§ **Task**: Only lines holding the word "JSON" should be copied from the material.

>>>

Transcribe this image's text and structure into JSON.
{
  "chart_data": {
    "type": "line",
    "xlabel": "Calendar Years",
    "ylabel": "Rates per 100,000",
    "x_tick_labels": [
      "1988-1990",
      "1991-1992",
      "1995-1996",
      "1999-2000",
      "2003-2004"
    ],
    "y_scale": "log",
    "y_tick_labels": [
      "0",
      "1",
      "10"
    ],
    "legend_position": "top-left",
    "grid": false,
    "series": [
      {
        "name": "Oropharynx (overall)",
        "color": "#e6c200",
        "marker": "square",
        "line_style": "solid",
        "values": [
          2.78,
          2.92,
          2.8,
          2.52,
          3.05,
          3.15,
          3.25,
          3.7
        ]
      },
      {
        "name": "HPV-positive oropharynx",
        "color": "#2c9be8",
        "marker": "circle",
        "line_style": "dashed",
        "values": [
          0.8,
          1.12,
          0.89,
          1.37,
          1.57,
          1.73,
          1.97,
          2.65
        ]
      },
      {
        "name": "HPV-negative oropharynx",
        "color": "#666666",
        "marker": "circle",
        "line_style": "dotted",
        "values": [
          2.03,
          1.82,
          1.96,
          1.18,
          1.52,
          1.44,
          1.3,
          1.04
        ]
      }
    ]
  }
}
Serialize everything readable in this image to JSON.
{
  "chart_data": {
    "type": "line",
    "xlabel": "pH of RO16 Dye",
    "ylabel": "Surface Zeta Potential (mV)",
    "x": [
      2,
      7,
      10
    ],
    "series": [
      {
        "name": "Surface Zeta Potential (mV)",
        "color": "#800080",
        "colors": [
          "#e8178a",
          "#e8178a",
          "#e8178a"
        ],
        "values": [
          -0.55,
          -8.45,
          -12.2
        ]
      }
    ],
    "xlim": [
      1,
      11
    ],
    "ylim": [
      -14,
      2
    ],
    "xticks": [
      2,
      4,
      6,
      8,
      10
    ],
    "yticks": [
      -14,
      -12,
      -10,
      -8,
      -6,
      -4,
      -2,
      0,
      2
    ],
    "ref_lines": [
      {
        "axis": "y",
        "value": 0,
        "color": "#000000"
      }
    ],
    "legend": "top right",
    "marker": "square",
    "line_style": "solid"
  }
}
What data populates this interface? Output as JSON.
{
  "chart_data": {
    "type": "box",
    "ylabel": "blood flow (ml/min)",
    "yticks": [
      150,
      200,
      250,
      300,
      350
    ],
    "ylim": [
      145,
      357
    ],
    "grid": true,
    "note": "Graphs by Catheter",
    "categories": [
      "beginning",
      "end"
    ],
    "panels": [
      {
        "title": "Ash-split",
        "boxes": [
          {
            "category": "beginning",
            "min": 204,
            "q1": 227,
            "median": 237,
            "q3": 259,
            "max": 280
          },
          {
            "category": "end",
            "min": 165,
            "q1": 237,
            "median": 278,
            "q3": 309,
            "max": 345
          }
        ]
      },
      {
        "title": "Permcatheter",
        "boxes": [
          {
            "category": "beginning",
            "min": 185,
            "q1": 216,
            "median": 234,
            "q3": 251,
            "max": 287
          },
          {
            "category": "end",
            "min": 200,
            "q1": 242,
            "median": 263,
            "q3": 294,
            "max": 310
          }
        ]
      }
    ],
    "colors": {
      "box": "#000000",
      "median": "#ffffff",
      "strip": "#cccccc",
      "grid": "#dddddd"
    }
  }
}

<<<

§ **Task answer**:
Transcribe this image's text and structure into JSON.
Serialize everything readable in this image to JSON.
What data populates this interface? Output as JSON.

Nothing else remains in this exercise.